(Collected data)
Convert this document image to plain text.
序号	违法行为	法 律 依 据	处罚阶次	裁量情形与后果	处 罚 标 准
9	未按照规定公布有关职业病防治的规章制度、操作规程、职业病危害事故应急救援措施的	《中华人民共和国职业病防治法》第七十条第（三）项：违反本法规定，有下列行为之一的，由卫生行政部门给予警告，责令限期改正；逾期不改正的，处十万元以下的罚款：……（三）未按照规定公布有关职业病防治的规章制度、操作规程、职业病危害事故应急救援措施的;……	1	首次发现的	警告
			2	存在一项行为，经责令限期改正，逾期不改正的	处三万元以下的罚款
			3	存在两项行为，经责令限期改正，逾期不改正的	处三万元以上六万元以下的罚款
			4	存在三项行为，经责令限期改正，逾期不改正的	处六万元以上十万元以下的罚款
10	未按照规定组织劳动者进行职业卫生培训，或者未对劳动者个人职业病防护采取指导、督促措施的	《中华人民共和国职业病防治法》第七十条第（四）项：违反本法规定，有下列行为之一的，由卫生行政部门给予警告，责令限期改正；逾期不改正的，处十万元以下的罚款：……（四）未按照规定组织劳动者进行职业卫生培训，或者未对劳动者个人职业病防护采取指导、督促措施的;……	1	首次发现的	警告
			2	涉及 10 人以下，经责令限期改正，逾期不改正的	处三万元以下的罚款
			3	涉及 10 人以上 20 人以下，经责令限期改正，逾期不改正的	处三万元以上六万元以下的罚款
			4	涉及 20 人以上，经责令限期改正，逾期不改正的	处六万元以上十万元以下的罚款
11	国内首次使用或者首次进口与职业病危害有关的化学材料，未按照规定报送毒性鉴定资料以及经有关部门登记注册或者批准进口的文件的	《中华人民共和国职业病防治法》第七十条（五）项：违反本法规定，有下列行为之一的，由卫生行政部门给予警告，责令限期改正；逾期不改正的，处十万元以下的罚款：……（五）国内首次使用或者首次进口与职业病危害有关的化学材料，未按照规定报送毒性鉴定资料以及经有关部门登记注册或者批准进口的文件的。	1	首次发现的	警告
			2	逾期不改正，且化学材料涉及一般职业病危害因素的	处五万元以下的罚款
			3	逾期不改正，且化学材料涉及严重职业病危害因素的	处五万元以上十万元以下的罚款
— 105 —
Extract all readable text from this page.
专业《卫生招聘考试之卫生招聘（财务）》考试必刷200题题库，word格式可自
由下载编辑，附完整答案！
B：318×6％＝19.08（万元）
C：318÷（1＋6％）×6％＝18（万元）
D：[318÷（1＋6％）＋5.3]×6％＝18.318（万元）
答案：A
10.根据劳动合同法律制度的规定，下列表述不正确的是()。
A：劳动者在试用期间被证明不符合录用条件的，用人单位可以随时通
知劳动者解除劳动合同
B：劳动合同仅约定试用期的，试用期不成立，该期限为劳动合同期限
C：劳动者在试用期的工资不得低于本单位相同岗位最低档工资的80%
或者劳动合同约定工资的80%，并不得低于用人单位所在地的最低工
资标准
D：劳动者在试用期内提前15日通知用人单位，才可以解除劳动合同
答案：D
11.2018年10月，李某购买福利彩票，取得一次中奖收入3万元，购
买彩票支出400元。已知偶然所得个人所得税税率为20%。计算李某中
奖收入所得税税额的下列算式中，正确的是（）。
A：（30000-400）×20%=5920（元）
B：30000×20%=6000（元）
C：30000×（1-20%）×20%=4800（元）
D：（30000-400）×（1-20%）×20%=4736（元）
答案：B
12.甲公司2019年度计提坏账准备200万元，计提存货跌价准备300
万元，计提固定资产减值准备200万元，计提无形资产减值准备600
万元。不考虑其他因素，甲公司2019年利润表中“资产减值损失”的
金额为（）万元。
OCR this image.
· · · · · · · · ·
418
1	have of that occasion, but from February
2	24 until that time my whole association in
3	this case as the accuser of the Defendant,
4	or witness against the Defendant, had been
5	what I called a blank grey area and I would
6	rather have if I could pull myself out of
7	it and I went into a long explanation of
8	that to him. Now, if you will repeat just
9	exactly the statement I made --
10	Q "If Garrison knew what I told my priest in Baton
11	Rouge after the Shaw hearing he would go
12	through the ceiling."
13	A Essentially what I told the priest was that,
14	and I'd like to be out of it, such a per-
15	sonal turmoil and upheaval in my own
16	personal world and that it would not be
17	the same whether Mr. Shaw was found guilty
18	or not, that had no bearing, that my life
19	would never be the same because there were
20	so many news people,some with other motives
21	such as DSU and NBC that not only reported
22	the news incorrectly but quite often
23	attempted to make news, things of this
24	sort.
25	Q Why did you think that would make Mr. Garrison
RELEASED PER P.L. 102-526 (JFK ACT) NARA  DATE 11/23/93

[Directions for this task] Print exactly the lines from the one with "OCR this image." through the end of the data, inclusive.

[Exercise response]
OCR this image.
· · · · · · · · ·
418
1	have of that occasion, but from February
2	24 until that time my whole association in
3	this case as the accuser of the Defendant,
4	or witness against the Defendant, had been
5	what I called a blank grey area and I would
6	rather have if I could pull myself out of
7	it and I went into a long explanation of
8	that to him. Now, if you will repeat just
9	exactly the statement I made --
10	Q "If Garrison knew what I told my priest in Baton
11	Rouge after the Shaw hearing he would go
12	through the ceiling."
13	A Essentially what I told the priest was that,
14	and I'd like to be out of it, such a per-
15	sonal turmoil and upheaval in my own
16	personal world and that it would not be
17	the same whether Mr. Shaw was found guilty
18	or not, that had no bearing, that my life
19	would never be the same because there were
20	so many news people,some with other motives
21	such as DSU and NBC that not only reported
22	the news incorrectly but quite often
23	attempted to make news, things of this
24	sort.
25	Q Why did you think that would make Mr. Garrison
RELEASED PER P.L. 102-526 (JFK ACT) NARA  DATE 11/23/93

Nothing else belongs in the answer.